=== DATA FOR THIS TASK ===

━━━━━━━━━━━━━━━━━━━━

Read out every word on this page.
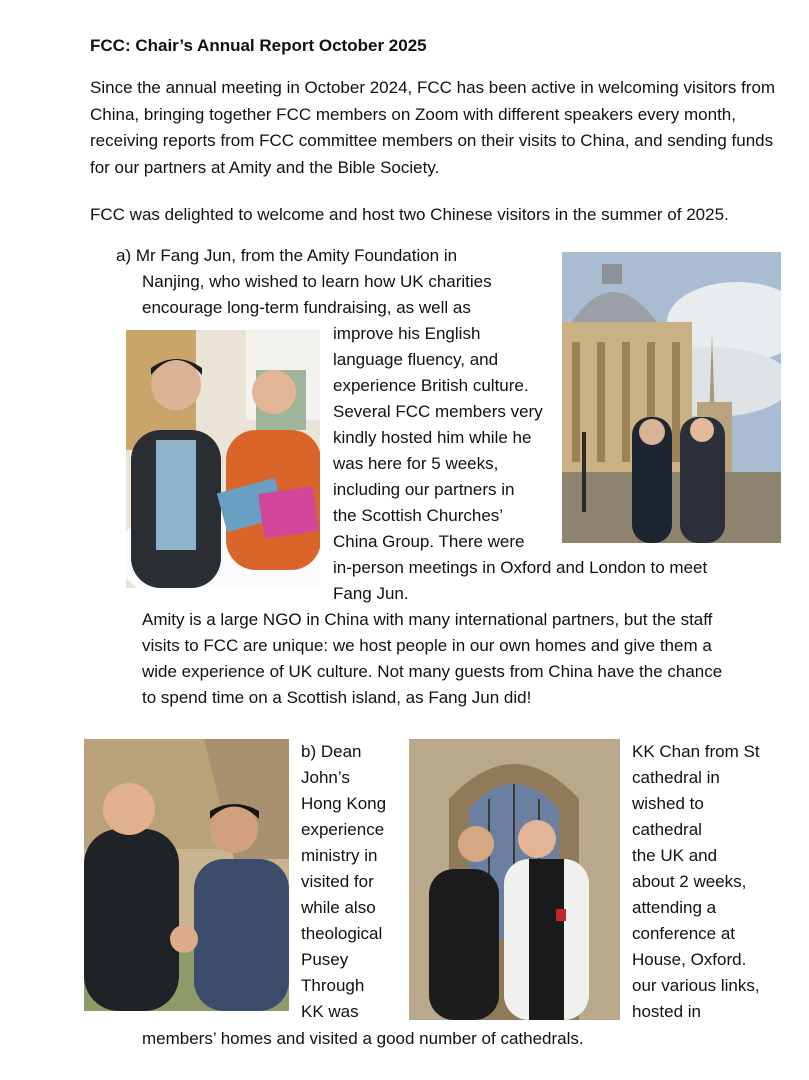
FCC: Chair’s Annual Report October 2025

Since the annual meeting in October 2024, FCC has been active in welcoming visitors from China, bringing together FCC members on Zoom with different speakers every month, receiving reports from FCC committee members on their visits to China, and sending funds for our partners at Amity and the Bible Society.

FCC was delighted to welcome and host two Chinese visitors in the summer of 2025.

a) Mr Fang Jun, from the Amity Foundation in
Nanjing, who wished to learn how UK charities
encourage long-term fundraising, as well as
improve his English
language fluency, and
experience British culture.
Several FCC members very
kindly hosted him while he
was here for 5 weeks,
including our partners in
the Scottish Churches’
China Group. There were
in-person meetings in Oxford and London to meet
Fang Jun.
Amity is a large NGO in China with many international partners, but the staff
visits to FCC are unique: we host people in our own homes and give them a
wide experience of UK culture. Not many guests from China have the chance
to spend time on a Scottish island, as Fang Jun did!
b) Dean
John’s
Hong Kong
experience
ministry in
visited for
while also
theological
Pusey
Through
KK was
KK Chan from St
cathedral in
wished to
cathedral
the UK and
about 2 weeks,
attending a
conference at
House, Oxford.
our various links,
hosted in
members’ homes and visited a good number of cathedrals.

━━━━━━━━━━━━━━━━━━━━

=== REQUIREMENTS ===
Please write out all of the material above without changing a word, and omit any pictures.

=== OUTPUT BELOW ===
Read out every word on this page.
FCC: Chair’s Annual Report October 2025

Since the annual meeting in October 2024, FCC has been active in welcoming visitors from China, bringing together FCC members on Zoom with different speakers every month, receiving reports from FCC committee members on their visits to China, and sending funds for our partners at Amity and the Bible Society.

FCC was delighted to welcome and host two Chinese visitors in the summer of 2025.

a) Mr Fang Jun, from the Amity Foundation in
Nanjing, who wished to learn how UK charities
encourage long-term fundraising, as well as
improve his English
language fluency, and
experience British culture.
Several FCC members very
kindly hosted him while he
was here for 5 weeks,
including our partners in
the Scottish Churches’
China Group. There were
in-person meetings in Oxford and London to meet
Fang Jun.
Amity is a large NGO in China with many international partners, but the staff
visits to FCC are unique: we host people in our own homes and give them a
wide experience of UK culture. Not many guests from China have the chance
to spend time on a Scottish island, as Fang Jun did!
b) Dean
John’s
Hong Kong
experience
ministry in
visited for
while also
theological
Pusey
Through
KK was
KK Chan from St
cathedral in
wished to
cathedral
the UK and
about 2 weeks,
attending a
conference at
House, Oxford.
our various links,
hosted in
members’ homes and visited a good number of cathedrals.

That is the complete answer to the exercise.